=== Exercise aim ===
Take the line that contains "Read this page and output its text content." and every line after it in the material below, and quote them exactly.
+ + + +
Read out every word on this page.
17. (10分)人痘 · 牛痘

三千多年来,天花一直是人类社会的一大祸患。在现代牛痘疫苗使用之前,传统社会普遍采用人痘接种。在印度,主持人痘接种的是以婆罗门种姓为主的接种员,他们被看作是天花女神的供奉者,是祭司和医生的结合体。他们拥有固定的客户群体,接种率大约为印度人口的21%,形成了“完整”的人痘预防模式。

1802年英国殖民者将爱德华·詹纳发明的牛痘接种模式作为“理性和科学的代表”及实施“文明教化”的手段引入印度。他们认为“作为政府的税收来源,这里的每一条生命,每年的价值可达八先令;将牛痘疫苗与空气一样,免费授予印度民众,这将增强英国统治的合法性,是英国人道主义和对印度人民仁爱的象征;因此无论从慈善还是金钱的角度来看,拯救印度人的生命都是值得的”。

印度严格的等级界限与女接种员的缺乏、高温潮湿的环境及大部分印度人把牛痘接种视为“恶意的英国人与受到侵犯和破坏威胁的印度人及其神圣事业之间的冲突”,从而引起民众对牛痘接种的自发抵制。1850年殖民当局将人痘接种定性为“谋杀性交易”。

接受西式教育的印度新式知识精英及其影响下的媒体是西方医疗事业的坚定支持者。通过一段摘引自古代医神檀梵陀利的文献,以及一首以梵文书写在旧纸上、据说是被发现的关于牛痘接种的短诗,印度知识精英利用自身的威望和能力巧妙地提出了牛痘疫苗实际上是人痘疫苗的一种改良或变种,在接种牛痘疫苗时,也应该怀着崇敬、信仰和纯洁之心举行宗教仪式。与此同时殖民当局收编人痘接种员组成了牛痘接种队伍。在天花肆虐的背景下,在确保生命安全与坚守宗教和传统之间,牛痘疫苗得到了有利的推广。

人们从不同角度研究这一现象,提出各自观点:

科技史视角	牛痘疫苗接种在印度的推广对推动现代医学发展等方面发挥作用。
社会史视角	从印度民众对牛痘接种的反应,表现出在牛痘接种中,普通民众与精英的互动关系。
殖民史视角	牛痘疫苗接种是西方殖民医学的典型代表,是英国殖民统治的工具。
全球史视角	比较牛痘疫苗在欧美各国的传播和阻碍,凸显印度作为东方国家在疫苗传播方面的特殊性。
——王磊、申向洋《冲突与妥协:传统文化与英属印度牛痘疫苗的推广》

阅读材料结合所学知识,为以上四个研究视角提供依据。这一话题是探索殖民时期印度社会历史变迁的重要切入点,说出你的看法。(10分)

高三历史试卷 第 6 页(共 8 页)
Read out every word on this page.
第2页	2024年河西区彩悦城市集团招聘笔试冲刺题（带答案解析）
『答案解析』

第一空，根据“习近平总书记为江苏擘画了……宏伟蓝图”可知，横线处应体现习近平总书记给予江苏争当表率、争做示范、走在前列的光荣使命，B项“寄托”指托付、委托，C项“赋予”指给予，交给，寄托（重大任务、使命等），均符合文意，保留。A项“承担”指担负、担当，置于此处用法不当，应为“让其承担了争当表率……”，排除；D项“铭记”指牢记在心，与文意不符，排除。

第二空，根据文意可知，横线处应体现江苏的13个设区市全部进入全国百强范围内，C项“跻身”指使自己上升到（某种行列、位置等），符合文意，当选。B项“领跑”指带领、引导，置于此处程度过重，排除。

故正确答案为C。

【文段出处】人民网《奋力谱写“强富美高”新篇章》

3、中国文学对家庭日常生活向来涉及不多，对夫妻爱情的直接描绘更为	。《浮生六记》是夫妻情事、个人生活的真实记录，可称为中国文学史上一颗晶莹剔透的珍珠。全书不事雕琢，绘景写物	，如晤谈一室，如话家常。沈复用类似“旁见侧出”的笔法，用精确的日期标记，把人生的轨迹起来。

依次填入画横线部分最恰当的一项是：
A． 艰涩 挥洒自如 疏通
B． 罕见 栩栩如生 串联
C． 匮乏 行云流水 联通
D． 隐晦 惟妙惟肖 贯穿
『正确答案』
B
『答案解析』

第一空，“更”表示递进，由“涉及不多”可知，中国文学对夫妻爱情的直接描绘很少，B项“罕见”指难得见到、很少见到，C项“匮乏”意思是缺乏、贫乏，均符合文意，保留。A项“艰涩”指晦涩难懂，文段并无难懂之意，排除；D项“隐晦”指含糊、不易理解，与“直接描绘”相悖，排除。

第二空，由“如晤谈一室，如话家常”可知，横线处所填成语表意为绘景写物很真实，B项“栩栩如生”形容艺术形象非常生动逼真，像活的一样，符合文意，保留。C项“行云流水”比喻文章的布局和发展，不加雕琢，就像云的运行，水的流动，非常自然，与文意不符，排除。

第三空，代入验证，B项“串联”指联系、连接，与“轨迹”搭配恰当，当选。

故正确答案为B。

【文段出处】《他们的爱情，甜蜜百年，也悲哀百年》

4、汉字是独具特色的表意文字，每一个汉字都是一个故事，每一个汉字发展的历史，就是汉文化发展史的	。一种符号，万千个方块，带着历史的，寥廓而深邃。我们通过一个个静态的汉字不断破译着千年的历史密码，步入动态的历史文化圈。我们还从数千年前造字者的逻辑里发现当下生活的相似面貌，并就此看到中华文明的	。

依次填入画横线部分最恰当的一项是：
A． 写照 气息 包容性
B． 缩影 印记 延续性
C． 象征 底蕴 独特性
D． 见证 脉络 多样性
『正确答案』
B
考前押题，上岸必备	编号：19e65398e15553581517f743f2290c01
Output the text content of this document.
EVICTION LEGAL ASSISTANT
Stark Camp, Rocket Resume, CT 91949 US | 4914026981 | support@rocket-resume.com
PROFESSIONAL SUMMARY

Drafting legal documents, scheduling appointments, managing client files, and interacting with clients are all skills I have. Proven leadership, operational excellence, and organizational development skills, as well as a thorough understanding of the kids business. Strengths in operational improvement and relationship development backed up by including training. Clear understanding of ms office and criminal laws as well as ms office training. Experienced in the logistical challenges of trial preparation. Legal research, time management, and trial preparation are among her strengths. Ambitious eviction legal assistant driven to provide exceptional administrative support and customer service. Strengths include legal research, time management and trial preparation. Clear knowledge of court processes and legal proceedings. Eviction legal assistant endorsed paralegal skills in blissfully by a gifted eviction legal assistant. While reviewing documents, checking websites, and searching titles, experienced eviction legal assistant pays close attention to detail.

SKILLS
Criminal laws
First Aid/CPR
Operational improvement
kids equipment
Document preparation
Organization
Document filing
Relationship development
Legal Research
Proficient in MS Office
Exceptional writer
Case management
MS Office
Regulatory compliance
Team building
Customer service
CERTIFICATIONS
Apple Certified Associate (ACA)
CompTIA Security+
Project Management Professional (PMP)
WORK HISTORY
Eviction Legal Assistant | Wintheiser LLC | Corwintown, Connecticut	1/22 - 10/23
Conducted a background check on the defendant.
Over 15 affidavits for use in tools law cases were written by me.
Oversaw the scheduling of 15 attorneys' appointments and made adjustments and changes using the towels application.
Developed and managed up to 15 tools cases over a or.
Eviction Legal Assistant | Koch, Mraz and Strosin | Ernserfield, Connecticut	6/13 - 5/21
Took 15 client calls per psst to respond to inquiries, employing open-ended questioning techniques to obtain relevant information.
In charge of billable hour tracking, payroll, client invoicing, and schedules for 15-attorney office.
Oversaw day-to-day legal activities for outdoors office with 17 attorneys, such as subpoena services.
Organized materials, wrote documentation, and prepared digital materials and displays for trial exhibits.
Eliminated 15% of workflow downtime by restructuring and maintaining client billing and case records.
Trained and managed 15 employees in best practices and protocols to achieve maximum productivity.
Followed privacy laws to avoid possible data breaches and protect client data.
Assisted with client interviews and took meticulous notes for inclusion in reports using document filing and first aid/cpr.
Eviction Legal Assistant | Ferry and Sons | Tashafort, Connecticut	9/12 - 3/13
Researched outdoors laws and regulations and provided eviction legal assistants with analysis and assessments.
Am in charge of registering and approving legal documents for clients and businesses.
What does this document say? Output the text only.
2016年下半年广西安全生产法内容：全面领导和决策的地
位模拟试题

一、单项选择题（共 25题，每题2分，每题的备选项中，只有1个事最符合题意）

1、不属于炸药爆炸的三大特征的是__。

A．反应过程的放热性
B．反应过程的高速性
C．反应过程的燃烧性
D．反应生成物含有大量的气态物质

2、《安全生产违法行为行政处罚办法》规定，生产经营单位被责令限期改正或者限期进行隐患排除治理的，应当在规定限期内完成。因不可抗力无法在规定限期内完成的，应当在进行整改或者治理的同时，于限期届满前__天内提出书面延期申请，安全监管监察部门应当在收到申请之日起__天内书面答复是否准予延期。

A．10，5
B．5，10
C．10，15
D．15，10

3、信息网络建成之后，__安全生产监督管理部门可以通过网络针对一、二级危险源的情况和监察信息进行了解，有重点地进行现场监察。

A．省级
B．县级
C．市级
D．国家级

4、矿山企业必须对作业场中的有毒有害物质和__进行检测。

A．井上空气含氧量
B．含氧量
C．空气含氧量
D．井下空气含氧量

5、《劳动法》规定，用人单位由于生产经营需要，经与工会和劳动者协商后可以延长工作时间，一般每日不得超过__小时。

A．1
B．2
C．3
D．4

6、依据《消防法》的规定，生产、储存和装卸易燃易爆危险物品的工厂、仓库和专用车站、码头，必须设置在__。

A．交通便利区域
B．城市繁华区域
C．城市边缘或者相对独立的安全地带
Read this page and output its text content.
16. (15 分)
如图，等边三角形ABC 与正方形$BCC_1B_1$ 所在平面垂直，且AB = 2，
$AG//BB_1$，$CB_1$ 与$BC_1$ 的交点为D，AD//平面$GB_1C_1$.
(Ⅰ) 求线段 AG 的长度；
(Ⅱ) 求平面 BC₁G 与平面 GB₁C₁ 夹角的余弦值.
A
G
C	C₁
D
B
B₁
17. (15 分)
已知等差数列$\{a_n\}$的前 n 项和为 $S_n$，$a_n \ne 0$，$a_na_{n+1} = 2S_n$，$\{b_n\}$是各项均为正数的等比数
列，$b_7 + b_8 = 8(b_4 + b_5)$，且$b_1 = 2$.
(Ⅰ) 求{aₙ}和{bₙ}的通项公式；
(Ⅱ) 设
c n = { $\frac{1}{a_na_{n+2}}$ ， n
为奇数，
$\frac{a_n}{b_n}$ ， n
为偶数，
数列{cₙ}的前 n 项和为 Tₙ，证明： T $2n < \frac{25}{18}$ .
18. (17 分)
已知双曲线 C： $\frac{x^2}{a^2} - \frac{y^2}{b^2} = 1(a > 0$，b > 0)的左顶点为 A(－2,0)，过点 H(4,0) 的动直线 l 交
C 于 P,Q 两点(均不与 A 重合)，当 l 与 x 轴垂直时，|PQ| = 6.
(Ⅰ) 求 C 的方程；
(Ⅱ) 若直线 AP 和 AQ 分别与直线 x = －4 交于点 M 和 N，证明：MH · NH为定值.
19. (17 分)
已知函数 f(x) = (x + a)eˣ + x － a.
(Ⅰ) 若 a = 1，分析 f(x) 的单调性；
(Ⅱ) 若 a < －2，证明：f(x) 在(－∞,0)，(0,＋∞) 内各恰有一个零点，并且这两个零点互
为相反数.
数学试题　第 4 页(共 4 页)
+ + + +
=== Reply ===
Read this page and output its text content.
16. (15 分)
如图，等边三角形ABC 与正方形$BCC_1B_1$ 所在平面垂直，且AB = 2，
$AG//BB_1$，$CB_1$ 与$BC_1$ 的交点为D，AD//平面$GB_1C_1$.
(Ⅰ) 求线段 AG 的长度；
(Ⅱ) 求平面 BC₁G 与平面 GB₁C₁ 夹角的余弦值.
A
G
C	C₁
D
B
B₁
17. (15 分)
已知等差数列$\{a_n\}$的前 n 项和为 $S_n$，$a_n \ne 0$，$a_na_{n+1} = 2S_n$，$\{b_n\}$是各项均为正数的等比数
列，$b_7 + b_8 = 8(b_4 + b_5)$，且$b_1 = 2$.
(Ⅰ) 求{aₙ}和{bₙ}的通项公式；
(Ⅱ) 设
c n = { $\frac{1}{a_na_{n+2}}$ ， n
为奇数，
$\frac{a_n}{b_n}$ ， n
为偶数，
数列{cₙ}的前 n 项和为 Tₙ，证明： T $2n < \frac{25}{18}$ .
18. (17 分)
已知双曲线 C： $\frac{x^2}{a^2} - \frac{y^2}{b^2} = 1(a > 0$，b > 0)的左顶点为 A(－2,0)，过点 H(4,0) 的动直线 l 交
C 于 P,Q 两点(均不与 A 重合)，当 l 与 x 轴垂直时，|PQ| = 6.
(Ⅰ) 求 C 的方程；
(Ⅱ) 若直线 AP 和 AQ 分别与直线 x = －4 交于点 M 和 N，证明：MH · NH为定值.
19. (17 分)
已知函数 f(x) = (x + a)eˣ + x － a.
(Ⅰ) 若 a = 1，分析 f(x) 的单调性；
(Ⅱ) 若 a < －2，证明：f(x) 在(－∞,0)，(0,＋∞) 内各恰有一个零点，并且这两个零点互
为相反数.
数学试题　第 4 页(共 4 页)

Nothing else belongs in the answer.